*GIVEN EXERCISE:*
Exactly the lines from the line that has "Extract the chart's" through the final line below are to be retyped, and the pictures are not.

*AVAILABLE RECORDS:*
※ ※ ※

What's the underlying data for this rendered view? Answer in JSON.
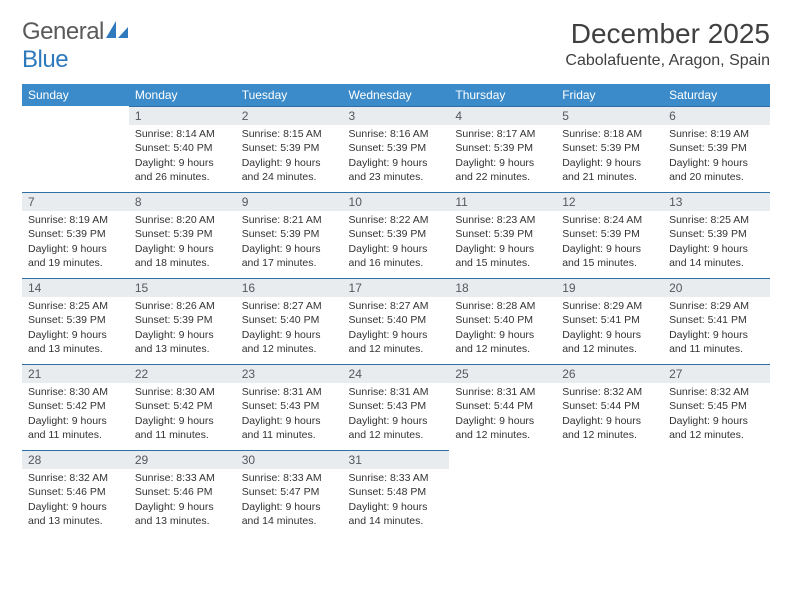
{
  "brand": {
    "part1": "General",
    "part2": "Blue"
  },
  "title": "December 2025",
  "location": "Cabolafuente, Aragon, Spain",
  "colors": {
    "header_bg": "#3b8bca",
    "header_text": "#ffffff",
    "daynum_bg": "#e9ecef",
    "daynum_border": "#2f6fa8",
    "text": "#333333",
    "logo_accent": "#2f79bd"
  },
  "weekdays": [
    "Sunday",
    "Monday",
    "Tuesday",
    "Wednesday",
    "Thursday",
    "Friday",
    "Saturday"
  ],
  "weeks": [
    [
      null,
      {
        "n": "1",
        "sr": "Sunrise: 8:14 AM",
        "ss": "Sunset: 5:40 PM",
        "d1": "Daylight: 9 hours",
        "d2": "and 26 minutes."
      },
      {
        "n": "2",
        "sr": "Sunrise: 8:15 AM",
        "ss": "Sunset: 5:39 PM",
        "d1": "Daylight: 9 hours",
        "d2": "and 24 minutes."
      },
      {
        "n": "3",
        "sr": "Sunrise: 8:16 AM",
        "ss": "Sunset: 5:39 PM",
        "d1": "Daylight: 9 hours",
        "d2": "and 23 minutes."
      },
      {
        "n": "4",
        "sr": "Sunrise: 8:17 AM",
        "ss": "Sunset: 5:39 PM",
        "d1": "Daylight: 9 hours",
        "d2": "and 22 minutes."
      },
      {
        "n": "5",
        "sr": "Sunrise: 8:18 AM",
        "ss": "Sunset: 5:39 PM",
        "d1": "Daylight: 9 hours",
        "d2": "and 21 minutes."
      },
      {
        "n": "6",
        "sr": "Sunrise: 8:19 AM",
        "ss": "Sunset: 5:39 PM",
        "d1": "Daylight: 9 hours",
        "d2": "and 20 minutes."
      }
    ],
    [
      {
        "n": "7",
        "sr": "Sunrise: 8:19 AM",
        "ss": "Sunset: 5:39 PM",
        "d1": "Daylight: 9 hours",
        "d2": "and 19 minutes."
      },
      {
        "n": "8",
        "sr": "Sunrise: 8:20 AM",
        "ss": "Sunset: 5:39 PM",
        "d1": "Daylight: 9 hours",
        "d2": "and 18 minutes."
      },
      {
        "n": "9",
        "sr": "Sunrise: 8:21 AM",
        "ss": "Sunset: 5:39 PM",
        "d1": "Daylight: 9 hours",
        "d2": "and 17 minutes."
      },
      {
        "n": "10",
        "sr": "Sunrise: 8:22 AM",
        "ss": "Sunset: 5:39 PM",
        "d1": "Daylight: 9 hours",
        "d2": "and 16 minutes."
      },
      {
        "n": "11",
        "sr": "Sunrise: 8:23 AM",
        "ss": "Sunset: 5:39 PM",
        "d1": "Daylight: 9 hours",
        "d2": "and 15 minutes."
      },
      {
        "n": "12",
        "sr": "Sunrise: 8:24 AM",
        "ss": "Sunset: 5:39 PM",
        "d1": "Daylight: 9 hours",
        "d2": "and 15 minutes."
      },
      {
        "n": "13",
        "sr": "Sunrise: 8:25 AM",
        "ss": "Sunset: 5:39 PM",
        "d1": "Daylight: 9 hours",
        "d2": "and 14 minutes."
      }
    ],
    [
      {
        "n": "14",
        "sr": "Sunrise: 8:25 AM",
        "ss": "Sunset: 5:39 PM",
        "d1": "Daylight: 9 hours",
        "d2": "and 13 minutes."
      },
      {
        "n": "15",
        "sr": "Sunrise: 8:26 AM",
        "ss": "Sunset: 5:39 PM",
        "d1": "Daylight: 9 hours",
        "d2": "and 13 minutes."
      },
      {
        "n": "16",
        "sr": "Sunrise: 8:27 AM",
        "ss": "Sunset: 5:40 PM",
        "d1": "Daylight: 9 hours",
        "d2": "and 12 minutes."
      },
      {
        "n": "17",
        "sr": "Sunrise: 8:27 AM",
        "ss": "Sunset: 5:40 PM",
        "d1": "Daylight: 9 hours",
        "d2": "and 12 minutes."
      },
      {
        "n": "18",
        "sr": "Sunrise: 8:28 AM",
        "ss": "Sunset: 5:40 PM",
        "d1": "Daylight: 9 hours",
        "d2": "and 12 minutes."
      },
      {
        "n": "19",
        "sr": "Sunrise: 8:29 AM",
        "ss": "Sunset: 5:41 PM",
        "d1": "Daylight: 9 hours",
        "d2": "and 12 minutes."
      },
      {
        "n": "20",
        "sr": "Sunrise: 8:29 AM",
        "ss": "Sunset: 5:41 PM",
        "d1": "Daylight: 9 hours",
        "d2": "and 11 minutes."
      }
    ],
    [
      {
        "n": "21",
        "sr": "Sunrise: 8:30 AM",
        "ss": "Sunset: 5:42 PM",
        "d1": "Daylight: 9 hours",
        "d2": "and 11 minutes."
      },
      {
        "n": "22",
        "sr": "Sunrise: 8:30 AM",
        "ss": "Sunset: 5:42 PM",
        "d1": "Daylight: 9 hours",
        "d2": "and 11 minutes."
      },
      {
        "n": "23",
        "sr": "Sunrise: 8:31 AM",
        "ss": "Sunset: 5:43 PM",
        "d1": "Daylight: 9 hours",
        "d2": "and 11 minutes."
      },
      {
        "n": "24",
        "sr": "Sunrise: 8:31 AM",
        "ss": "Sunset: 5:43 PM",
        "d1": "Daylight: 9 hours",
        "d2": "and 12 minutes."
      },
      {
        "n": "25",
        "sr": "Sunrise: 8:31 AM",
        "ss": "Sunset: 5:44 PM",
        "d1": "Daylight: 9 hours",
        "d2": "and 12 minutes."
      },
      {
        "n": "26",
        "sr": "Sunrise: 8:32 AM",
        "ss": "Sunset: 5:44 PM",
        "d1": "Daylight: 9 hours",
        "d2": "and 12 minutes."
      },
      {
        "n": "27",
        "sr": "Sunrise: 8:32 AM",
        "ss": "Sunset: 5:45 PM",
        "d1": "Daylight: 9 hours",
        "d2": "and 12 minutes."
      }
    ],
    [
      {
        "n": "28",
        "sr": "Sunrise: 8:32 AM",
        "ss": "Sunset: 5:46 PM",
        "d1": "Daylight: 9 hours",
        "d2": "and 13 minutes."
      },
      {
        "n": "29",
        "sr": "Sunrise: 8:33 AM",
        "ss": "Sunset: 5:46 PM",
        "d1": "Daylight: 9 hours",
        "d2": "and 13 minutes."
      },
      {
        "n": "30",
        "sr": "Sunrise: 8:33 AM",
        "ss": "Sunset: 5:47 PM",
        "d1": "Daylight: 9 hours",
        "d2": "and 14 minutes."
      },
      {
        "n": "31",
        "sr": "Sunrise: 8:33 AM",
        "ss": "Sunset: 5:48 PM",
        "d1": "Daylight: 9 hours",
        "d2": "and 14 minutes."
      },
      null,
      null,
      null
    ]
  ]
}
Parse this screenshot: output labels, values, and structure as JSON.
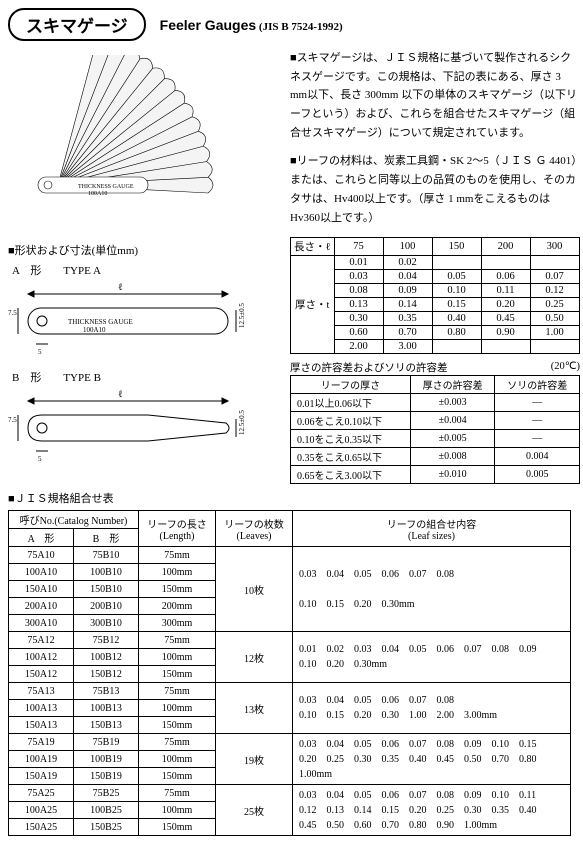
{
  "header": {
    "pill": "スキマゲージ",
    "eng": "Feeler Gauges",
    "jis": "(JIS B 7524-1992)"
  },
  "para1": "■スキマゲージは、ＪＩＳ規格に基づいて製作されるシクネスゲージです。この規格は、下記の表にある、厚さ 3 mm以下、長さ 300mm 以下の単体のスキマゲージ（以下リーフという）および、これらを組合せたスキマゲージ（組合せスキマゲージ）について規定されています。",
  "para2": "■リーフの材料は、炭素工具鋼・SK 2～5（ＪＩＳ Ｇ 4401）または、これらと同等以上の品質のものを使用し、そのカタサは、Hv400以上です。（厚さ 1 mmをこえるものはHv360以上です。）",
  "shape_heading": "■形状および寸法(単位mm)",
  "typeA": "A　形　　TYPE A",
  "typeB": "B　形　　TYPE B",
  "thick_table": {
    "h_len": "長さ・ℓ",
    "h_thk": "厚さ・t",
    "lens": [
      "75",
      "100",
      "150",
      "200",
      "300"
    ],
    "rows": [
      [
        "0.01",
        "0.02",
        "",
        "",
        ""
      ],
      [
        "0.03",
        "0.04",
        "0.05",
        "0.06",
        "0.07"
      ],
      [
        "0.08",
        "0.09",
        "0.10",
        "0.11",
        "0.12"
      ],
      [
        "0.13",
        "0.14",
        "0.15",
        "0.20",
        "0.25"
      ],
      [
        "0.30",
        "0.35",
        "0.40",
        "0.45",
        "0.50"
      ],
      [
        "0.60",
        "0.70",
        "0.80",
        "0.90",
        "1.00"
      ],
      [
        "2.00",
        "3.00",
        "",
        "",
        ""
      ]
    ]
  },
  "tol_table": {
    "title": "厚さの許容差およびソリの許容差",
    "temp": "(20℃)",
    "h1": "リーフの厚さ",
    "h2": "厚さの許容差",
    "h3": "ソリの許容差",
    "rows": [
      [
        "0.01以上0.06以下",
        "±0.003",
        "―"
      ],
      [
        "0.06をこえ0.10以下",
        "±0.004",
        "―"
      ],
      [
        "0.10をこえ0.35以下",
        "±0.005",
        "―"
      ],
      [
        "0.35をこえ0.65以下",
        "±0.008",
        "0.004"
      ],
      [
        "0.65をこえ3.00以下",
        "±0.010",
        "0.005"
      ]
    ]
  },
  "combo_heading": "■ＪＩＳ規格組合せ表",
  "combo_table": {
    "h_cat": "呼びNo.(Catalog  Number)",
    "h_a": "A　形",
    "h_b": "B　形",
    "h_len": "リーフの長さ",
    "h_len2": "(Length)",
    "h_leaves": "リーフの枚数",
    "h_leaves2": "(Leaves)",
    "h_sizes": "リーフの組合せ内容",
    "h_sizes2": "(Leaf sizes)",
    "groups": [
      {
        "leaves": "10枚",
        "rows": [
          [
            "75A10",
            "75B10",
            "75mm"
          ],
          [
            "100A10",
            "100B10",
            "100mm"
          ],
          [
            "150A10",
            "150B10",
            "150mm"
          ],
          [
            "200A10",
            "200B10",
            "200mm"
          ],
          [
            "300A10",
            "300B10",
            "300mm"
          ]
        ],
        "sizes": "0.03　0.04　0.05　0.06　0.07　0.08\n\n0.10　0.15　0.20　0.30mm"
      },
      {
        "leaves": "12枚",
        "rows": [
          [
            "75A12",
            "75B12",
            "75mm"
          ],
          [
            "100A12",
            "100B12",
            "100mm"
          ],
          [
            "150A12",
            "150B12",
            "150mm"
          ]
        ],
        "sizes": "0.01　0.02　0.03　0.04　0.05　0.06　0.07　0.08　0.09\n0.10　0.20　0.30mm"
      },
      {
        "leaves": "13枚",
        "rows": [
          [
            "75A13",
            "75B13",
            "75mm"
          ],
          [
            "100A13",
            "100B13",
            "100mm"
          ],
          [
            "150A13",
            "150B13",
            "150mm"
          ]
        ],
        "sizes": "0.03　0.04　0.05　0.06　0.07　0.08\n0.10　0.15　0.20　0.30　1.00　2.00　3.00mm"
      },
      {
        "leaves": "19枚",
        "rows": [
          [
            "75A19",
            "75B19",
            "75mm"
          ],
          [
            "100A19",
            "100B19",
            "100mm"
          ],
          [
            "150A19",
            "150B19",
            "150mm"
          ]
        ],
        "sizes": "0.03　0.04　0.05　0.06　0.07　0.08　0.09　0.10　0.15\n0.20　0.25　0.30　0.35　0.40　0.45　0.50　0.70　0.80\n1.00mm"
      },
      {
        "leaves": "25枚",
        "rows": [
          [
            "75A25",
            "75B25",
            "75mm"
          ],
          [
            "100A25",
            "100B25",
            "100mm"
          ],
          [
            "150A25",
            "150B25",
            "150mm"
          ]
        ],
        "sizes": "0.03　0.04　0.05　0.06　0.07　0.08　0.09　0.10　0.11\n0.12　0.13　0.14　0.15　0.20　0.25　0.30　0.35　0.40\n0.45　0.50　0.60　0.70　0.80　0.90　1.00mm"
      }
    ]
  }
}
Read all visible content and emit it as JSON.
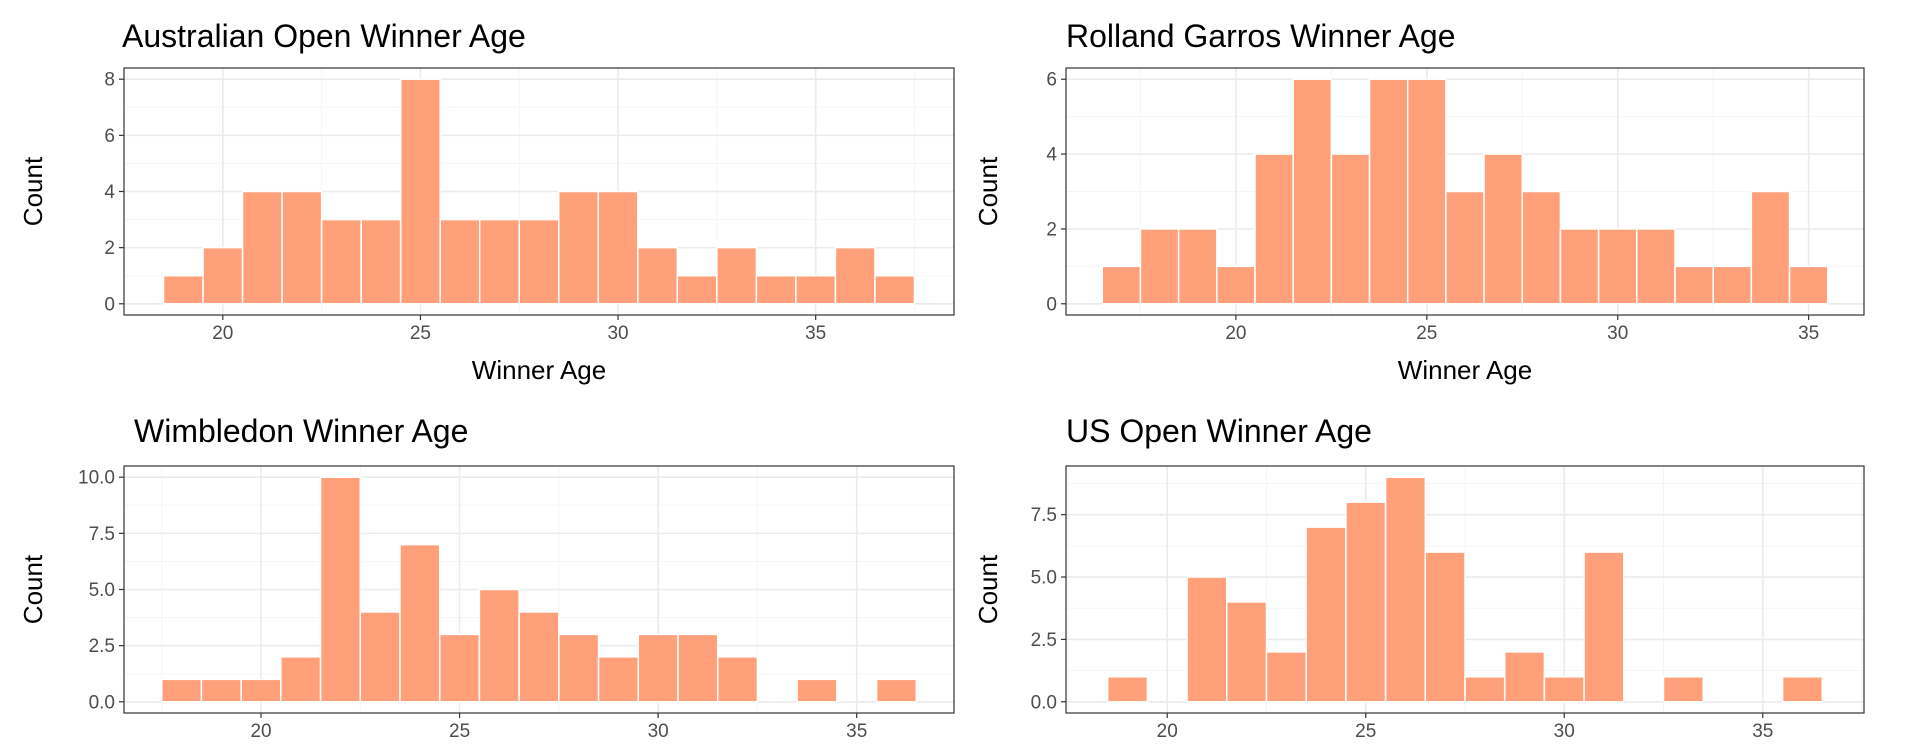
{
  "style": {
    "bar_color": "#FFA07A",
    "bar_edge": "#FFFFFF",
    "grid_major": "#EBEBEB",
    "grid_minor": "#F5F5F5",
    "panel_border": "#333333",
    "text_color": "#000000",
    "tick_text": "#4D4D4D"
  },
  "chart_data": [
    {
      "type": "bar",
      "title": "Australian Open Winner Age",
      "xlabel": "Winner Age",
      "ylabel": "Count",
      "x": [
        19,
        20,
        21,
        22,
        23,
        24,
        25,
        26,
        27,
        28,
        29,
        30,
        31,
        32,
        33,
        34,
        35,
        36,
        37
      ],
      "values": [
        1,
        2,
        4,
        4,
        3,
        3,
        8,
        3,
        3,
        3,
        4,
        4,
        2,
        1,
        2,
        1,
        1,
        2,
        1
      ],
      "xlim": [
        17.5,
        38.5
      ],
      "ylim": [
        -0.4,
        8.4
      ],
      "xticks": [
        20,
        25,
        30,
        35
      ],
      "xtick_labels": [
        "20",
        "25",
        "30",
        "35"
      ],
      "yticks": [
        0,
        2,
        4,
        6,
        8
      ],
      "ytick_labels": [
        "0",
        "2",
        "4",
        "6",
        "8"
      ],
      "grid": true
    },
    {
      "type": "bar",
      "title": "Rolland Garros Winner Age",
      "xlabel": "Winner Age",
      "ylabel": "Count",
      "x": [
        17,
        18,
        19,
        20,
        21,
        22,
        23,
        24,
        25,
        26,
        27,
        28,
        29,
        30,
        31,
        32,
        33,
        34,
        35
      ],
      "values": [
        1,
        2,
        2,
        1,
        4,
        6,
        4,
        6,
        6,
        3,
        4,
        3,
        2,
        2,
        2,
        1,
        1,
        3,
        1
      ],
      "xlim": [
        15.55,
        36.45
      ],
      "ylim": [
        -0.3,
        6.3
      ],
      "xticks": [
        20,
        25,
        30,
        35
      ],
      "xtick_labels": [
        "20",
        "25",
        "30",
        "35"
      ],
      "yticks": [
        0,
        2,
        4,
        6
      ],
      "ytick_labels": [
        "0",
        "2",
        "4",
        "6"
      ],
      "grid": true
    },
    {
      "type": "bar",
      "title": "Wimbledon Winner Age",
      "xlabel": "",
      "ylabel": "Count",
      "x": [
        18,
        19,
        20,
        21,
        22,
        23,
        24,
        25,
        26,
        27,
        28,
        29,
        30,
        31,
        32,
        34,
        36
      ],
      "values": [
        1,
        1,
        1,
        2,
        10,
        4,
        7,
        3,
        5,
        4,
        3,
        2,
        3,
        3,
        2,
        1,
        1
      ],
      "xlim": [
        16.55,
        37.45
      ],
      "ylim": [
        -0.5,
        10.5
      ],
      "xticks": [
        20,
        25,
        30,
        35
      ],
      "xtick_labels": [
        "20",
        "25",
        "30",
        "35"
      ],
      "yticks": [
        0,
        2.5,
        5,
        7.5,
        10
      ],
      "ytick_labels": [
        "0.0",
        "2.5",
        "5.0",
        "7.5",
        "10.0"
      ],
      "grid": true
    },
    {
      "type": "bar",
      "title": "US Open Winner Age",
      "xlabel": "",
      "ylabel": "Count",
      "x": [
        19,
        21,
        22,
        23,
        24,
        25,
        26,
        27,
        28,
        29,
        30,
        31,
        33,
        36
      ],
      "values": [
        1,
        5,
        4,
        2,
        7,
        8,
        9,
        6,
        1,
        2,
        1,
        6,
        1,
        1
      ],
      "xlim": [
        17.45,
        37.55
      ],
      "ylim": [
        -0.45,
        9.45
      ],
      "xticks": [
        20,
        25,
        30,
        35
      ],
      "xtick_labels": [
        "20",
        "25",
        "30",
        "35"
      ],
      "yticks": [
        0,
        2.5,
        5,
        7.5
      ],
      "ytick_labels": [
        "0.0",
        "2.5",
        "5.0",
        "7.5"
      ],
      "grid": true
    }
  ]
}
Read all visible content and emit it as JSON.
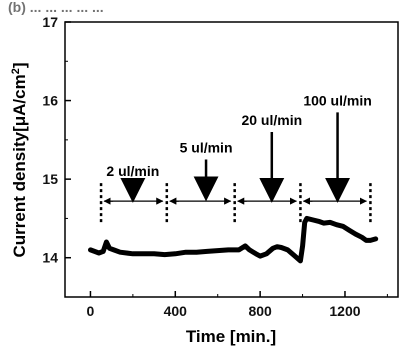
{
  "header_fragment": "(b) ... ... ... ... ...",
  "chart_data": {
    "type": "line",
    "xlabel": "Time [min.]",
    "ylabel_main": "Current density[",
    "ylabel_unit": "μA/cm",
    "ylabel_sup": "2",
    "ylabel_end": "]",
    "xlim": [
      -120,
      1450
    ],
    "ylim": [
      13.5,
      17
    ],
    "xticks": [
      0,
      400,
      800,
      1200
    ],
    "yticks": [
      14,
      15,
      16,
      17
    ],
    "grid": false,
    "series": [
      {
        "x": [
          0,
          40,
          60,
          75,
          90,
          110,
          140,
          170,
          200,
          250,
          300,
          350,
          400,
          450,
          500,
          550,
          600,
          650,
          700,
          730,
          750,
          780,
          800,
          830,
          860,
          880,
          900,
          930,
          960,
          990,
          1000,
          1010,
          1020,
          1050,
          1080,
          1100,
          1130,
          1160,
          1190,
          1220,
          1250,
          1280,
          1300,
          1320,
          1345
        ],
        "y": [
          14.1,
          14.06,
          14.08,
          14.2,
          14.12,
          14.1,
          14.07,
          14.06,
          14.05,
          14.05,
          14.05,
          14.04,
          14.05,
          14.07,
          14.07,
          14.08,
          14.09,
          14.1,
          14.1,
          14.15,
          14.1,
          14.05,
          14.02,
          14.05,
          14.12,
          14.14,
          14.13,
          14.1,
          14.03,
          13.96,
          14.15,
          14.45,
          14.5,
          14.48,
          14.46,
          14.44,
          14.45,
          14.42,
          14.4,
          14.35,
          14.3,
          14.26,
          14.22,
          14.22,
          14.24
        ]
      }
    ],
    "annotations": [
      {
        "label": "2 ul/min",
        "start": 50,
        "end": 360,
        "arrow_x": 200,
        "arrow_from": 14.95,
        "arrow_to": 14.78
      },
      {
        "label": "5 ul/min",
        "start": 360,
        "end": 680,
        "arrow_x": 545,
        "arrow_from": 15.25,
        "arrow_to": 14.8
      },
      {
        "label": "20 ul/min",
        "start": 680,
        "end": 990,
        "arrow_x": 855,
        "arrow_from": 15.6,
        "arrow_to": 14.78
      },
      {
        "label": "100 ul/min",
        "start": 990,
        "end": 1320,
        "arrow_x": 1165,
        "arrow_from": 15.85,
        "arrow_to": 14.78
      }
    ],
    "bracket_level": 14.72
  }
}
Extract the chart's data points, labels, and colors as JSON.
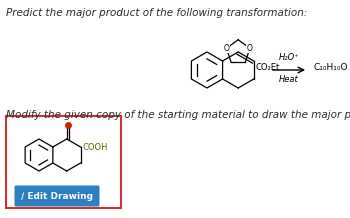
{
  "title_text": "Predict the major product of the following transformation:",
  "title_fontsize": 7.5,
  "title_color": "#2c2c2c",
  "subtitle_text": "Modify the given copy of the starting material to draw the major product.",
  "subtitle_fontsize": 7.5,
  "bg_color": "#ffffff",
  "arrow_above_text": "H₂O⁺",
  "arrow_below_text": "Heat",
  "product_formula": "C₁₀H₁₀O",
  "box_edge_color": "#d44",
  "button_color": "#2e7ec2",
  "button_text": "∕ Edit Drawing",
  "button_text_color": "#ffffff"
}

※ ※ ※

*TASK ANSWER:*
Extract the chart's data points, labels, and colors as JSON.
{
  "title_text": "Predict the major product of the following transformation:",
  "title_fontsize": 7.5,
  "title_color": "#2c2c2c",
  "subtitle_text": "Modify the given copy of the starting material to draw the major product.",
  "subtitle_fontsize": 7.5,
  "bg_color": "#ffffff",
  "arrow_above_text": "H₂O⁺",
  "arrow_below_text": "Heat",
  "product_formula": "C₁₀H₁₀O",
  "box_edge_color": "#d44",
  "button_color": "#2e7ec2",
  "button_text": "∕ Edit Drawing",
  "button_text_color": "#ffffff"
}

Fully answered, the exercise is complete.